▸ Set problem
Using the material that follows, identify and copy each line with the string "وأبو".

··· Data in this exercise

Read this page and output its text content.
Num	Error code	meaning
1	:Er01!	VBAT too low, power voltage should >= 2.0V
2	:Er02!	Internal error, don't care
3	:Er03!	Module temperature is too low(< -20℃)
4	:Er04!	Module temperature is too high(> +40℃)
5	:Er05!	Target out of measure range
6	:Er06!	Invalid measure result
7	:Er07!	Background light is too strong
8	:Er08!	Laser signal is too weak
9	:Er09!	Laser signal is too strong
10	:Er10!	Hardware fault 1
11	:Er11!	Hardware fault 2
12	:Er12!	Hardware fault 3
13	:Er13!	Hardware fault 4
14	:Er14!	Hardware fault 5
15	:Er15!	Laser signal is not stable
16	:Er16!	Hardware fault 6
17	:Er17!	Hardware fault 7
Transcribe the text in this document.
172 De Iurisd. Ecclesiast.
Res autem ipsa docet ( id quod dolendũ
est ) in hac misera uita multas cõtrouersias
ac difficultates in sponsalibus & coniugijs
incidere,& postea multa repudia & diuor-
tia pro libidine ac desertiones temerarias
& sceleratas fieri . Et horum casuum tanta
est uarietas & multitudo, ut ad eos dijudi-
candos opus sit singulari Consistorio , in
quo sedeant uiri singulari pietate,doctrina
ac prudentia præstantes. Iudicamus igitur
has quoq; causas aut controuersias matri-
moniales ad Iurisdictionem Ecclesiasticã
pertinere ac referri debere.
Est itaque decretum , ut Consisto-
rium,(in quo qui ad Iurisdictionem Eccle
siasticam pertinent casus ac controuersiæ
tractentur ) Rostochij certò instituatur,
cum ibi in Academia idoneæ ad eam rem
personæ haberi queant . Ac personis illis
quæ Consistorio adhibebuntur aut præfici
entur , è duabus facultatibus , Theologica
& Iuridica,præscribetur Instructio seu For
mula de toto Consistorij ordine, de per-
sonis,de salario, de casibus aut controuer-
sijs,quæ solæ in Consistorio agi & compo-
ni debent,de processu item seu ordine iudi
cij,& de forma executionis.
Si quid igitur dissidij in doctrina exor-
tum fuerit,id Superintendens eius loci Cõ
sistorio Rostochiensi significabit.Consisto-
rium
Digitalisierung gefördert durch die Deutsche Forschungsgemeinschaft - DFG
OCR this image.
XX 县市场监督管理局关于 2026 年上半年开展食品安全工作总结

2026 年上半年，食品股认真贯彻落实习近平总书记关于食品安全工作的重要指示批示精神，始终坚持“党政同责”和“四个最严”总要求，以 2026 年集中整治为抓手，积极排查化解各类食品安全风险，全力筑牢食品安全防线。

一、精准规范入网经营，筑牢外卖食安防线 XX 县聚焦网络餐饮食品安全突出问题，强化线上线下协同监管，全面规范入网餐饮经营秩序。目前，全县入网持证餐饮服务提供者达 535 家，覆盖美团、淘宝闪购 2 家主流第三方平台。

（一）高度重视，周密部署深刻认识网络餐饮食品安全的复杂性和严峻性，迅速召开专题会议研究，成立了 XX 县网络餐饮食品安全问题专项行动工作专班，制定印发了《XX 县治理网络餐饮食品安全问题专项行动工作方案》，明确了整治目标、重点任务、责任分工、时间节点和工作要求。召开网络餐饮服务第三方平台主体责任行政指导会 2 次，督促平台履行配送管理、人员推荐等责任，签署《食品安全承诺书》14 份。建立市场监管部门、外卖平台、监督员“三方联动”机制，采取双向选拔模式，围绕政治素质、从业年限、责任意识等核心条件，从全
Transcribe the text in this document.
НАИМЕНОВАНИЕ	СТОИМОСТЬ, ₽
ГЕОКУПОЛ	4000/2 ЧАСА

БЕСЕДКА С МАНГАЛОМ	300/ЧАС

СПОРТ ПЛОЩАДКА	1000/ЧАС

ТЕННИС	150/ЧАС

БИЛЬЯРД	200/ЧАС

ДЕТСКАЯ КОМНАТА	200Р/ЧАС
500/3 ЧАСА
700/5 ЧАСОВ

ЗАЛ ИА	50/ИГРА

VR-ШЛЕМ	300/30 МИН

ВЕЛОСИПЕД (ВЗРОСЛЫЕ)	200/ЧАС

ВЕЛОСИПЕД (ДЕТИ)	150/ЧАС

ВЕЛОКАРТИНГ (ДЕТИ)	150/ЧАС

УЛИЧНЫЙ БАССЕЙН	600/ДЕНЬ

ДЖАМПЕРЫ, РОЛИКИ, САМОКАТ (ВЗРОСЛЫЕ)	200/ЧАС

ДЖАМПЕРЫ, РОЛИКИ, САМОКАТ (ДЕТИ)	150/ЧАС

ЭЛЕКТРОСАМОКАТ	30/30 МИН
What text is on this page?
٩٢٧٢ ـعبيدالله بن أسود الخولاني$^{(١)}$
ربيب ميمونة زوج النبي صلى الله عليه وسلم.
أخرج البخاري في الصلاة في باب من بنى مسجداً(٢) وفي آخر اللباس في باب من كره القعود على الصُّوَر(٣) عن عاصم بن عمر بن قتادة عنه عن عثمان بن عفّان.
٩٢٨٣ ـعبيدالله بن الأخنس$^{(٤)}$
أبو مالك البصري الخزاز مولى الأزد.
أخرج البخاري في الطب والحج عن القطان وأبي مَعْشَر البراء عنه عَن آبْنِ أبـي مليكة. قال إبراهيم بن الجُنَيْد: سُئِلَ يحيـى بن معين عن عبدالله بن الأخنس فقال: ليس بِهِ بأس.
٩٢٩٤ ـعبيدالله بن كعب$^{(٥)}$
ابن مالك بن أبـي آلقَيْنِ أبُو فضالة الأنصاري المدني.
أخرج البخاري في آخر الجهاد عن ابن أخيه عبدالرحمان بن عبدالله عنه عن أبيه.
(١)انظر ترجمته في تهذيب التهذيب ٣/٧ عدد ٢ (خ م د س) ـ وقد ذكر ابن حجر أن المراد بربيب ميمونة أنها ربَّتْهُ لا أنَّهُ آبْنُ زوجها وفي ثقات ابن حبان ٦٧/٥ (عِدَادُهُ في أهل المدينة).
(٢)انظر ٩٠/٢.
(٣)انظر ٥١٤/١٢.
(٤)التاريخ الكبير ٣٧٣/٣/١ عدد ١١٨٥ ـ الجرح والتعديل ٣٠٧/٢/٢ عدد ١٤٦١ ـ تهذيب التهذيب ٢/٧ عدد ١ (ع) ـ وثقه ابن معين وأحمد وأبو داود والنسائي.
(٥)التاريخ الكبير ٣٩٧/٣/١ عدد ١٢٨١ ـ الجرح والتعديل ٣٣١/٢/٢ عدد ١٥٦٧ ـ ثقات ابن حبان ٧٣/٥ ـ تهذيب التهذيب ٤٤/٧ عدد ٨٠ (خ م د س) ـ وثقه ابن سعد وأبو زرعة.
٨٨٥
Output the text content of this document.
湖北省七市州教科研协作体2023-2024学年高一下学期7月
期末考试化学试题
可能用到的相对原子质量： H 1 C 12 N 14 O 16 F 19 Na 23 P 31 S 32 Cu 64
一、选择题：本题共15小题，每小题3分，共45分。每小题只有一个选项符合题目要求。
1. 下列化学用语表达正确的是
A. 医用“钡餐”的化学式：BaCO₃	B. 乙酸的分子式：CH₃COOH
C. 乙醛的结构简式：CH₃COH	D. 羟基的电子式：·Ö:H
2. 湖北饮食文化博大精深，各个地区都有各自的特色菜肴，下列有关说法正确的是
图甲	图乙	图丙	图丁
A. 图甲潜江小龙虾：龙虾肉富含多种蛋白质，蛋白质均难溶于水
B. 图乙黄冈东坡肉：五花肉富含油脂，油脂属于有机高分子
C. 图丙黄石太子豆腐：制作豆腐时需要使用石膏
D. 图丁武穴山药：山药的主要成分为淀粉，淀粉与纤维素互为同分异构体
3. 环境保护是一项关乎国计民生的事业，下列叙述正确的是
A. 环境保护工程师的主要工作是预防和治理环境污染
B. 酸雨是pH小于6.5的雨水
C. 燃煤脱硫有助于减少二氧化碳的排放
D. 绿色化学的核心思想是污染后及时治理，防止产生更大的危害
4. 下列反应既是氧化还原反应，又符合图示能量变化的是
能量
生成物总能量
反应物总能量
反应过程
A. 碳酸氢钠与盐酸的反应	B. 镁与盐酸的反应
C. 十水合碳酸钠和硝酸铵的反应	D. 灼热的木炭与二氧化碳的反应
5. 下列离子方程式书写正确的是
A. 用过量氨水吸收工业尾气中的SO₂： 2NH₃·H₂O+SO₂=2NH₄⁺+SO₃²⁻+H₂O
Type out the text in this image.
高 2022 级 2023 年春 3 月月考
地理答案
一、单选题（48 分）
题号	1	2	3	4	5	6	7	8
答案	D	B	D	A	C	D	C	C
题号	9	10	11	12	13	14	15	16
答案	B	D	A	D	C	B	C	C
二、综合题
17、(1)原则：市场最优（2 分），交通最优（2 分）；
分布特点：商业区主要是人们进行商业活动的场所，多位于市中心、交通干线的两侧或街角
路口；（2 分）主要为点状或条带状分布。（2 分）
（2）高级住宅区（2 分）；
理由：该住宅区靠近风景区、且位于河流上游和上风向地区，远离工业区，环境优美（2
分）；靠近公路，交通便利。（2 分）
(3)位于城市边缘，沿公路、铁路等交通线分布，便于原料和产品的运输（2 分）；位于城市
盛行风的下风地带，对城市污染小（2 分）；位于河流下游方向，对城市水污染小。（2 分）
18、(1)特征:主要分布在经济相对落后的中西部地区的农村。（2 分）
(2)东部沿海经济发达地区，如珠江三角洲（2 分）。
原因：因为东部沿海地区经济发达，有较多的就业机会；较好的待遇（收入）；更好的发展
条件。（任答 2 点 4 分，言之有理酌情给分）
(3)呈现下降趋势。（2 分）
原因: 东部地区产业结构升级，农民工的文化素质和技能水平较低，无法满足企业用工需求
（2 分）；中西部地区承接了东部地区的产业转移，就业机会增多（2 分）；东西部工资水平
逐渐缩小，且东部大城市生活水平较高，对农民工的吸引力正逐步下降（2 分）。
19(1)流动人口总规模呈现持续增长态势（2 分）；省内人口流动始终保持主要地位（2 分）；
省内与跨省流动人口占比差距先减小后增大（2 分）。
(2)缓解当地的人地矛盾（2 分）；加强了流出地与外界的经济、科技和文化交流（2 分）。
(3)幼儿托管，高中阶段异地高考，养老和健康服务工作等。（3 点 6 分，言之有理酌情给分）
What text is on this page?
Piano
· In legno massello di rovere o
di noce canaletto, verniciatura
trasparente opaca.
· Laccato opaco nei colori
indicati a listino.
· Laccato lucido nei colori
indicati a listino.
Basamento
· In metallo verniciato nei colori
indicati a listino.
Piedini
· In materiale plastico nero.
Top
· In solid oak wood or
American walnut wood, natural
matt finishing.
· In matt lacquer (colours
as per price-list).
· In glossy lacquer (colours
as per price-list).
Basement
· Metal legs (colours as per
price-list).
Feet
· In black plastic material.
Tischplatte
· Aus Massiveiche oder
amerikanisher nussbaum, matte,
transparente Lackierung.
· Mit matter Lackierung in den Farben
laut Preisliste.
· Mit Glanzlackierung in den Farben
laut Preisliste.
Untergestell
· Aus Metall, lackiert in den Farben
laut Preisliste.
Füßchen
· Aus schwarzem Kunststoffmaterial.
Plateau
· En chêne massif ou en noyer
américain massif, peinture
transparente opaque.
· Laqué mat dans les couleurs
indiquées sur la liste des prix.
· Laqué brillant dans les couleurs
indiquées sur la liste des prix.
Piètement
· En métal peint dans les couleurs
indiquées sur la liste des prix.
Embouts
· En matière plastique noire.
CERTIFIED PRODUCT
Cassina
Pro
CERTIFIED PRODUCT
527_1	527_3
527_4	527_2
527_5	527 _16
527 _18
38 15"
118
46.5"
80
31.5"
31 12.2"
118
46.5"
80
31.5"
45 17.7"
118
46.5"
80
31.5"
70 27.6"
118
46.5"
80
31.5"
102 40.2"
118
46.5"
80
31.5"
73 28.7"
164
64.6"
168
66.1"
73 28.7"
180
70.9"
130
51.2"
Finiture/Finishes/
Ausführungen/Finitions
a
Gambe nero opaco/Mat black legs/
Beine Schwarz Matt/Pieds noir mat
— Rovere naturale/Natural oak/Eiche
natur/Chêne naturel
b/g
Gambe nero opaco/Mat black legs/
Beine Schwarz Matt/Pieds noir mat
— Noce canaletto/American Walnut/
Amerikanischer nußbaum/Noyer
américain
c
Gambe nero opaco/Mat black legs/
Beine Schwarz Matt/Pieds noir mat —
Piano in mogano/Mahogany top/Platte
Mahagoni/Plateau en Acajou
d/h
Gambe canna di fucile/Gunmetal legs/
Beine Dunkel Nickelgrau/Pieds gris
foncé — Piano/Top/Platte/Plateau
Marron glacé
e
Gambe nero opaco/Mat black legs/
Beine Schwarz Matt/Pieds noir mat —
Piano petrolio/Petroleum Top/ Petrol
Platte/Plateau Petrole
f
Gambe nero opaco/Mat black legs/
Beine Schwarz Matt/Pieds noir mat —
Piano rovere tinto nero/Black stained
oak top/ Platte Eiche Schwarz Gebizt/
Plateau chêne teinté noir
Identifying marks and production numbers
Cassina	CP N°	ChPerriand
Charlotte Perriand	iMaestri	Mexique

······

▸ Task solution
(٤)التاريخ الكبير ٣٧٣/٣/١ عدد ١١٨٥ ـ الجرح والتعديل ٣٠٧/٢/٢ عدد ١٤٦١ ـ تهذيب التهذيب ٢/٧ عدد ١ (ع) ـ وثقه ابن معين وأحمد وأبو داود والنسائي.
(٥)التاريخ الكبير ٣٩٧/٣/١ عدد ١٢٨١ ـ الجرح والتعديل ٣٣١/٢/٢ عدد ١٥٦٧ ـ ثقات ابن حبان ٧٣/٥ ـ تهذيب التهذيب ٤٤/٧ عدد ٨٠ (خ م د س) ـ وثقه ابن سعد وأبو زرعة.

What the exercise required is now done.